Reproduce the complete listing without any deviation.

(Extracted records)
• • •

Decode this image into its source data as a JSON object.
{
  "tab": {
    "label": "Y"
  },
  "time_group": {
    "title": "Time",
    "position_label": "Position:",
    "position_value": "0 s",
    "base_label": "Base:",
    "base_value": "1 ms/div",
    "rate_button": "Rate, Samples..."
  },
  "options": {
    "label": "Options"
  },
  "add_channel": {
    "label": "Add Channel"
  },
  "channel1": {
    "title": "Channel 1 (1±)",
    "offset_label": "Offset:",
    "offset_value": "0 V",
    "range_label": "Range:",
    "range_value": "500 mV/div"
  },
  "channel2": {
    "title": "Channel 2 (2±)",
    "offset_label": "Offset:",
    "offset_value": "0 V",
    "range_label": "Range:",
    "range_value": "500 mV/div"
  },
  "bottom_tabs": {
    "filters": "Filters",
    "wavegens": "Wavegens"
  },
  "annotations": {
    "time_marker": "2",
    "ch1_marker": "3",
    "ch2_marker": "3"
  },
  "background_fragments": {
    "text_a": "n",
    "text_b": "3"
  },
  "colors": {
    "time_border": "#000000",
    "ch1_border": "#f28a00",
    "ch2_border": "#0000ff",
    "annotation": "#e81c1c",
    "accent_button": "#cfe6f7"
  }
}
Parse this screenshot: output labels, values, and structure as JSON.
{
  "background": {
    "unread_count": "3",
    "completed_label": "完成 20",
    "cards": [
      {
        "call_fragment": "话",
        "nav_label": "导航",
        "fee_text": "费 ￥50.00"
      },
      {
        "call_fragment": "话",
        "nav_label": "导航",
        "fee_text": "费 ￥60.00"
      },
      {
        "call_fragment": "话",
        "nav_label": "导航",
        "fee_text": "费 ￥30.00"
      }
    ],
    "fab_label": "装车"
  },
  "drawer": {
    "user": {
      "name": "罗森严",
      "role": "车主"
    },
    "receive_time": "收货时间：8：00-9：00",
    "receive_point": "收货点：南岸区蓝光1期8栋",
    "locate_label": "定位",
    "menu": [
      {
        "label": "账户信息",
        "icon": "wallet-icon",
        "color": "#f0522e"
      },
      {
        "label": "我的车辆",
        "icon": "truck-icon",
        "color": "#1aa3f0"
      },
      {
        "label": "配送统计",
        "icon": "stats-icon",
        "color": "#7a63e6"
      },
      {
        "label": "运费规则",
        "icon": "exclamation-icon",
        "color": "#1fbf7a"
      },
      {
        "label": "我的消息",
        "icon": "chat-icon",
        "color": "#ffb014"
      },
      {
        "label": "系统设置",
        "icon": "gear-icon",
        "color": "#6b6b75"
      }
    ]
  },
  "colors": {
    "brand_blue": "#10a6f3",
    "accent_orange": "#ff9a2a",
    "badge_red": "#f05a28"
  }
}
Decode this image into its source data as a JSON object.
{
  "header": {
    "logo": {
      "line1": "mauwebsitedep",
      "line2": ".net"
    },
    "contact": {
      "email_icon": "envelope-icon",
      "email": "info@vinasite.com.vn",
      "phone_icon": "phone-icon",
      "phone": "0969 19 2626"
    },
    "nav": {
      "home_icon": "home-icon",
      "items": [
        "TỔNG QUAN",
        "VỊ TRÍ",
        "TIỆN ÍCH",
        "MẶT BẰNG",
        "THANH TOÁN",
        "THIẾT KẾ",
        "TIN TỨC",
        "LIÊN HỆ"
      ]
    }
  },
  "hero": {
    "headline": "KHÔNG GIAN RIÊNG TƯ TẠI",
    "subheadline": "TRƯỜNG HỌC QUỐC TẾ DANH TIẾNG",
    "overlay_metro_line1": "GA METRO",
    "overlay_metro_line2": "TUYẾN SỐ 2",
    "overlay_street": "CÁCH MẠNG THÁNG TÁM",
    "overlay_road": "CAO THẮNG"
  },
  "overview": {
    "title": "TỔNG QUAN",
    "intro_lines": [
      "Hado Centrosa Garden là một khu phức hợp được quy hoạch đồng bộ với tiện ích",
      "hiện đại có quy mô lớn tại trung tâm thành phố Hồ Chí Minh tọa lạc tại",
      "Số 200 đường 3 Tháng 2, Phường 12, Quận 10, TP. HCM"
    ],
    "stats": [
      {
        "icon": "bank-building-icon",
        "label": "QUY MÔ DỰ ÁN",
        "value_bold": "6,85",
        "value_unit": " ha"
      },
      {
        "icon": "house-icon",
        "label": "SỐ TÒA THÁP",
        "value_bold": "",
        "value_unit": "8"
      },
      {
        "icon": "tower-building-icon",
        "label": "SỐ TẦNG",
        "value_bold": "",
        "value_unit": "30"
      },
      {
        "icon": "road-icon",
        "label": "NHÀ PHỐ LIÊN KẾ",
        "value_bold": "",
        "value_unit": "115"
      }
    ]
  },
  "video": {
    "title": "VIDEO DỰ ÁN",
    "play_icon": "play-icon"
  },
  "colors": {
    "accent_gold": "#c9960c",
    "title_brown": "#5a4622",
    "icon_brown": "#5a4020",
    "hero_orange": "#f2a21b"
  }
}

• • •

* [Response to the exercise]:
Decode this image into its source data as a JSON object.
{
  "tab": {
    "label": "Y"
  },
  "time_group": {
    "title": "Time",
    "position_label": "Position:",
    "position_value": "0 s",
    "base_label": "Base:",
    "base_value": "1 ms/div",
    "rate_button": "Rate, Samples..."
  },
  "options": {
    "label": "Options"
  },
  "add_channel": {
    "label": "Add Channel"
  },
  "channel1": {
    "title": "Channel 1 (1±)",
    "offset_label": "Offset:",
    "offset_value": "0 V",
    "range_label": "Range:",
    "range_value": "500 mV/div"
  },
  "channel2": {
    "title": "Channel 2 (2±)",
    "offset_label": "Offset:",
    "offset_value": "0 V",
    "range_label": "Range:",
    "range_value": "500 mV/div"
  },
  "bottom_tabs": {
    "filters": "Filters",
    "wavegens": "Wavegens"
  },
  "annotations": {
    "time_marker": "2",
    "ch1_marker": "3",
    "ch2_marker": "3"
  },
  "background_fragments": {
    "text_a": "n",
    "text_b": "3"
  },
  "colors": {
    "time_border": "#000000",
    "ch1_border": "#f28a00",
    "ch2_border": "#0000ff",
    "annotation": "#e81c1c",
    "accent_button": "#cfe6f7"
  }
}
Parse this screenshot: output labels, values, and structure as JSON.
{
  "background": {
    "unread_count": "3",
    "completed_label": "完成 20",
    "cards": [
      {
        "call_fragment": "话",
        "nav_label": "导航",
        "fee_text": "费 ￥50.00"
      },
      {
        "call_fragment": "话",
        "nav_label": "导航",
        "fee_text": "费 ￥60.00"
      },
      {
        "call_fragment": "话",
        "nav_label": "导航",
        "fee_text": "费 ￥30.00"
      }
    ],
    "fab_label": "装车"
  },
  "drawer": {
    "user": {
      "name": "罗森严",
      "role": "车主"
    },
    "receive_time": "收货时间：8：00-9：00",
    "receive_point": "收货点：南岸区蓝光1期8栋",
    "locate_label": "定位",
    "menu": [
      {
        "label": "账户信息",
        "icon": "wallet-icon",
        "color": "#f0522e"
      },
      {
        "label": "我的车辆",
        "icon": "truck-icon",
        "color": "#1aa3f0"
      },
      {
        "label": "配送统计",
        "icon": "stats-icon",
        "color": "#7a63e6"
      },
      {
        "label": "运费规则",
        "icon": "exclamation-icon",
        "color": "#1fbf7a"
      },
      {
        "label": "我的消息",
        "icon": "chat-icon",
        "color": "#ffb014"
      },
      {
        "label": "系统设置",
        "icon": "gear-icon",
        "color": "#6b6b75"
      }
    ]
  },
  "colors": {
    "brand_blue": "#10a6f3",
    "accent_orange": "#ff9a2a",
    "badge_red": "#f05a28"
  }
}
Decode this image into its source data as a JSON object.
{
  "header": {
    "logo": {
      "line1": "mauwebsitedep",
      "line2": ".net"
    },
    "contact": {
      "email_icon": "envelope-icon",
      "email": "info@vinasite.com.vn",
      "phone_icon": "phone-icon",
      "phone": "0969 19 2626"
    },
    "nav": {
      "home_icon": "home-icon",
      "items": [
        "TỔNG QUAN",
        "VỊ TRÍ",
        "TIỆN ÍCH",
        "MẶT BẰNG",
        "THANH TOÁN",
        "THIẾT KẾ",
        "TIN TỨC",
        "LIÊN HỆ"
      ]
    }
  },
  "hero": {
    "headline": "KHÔNG GIAN RIÊNG TƯ TẠI",
    "subheadline": "TRƯỜNG HỌC QUỐC TẾ DANH TIẾNG",
    "overlay_metro_line1": "GA METRO",
    "overlay_metro_line2": "TUYẾN SỐ 2",
    "overlay_street": "CÁCH MẠNG THÁNG TÁM",
    "overlay_road": "CAO THẮNG"
  },
  "overview": {
    "title": "TỔNG QUAN",
    "intro_lines": [
      "Hado Centrosa Garden là một khu phức hợp được quy hoạch đồng bộ với tiện ích",
      "hiện đại có quy mô lớn tại trung tâm thành phố Hồ Chí Minh tọa lạc tại",
      "Số 200 đường 3 Tháng 2, Phường 12, Quận 10, TP. HCM"
    ],
    "stats": [
      {
        "icon": "bank-building-icon",
        "label": "QUY MÔ DỰ ÁN",
        "value_bold": "6,85",
        "value_unit": " ha"
      },
      {
        "icon": "house-icon",
        "label": "SỐ TÒA THÁP",
        "value_bold": "",
        "value_unit": "8"
      },
      {
        "icon": "tower-building-icon",
        "label": "SỐ TẦNG",
        "value_bold": "",
        "value_unit": "30"
      },
      {
        "icon": "road-icon",
        "label": "NHÀ PHỐ LIÊN KẾ",
        "value_bold": "",
        "value_unit": "115"
      }
    ]
  },
  "video": {
    "title": "VIDEO DỰ ÁN",
    "play_icon": "play-icon"
  },
  "colors": {
    "accent_gold": "#c9960c",
    "title_brown": "#5a4622",
    "icon_brown": "#5a4020",
    "hero_orange": "#f2a21b"
  }
}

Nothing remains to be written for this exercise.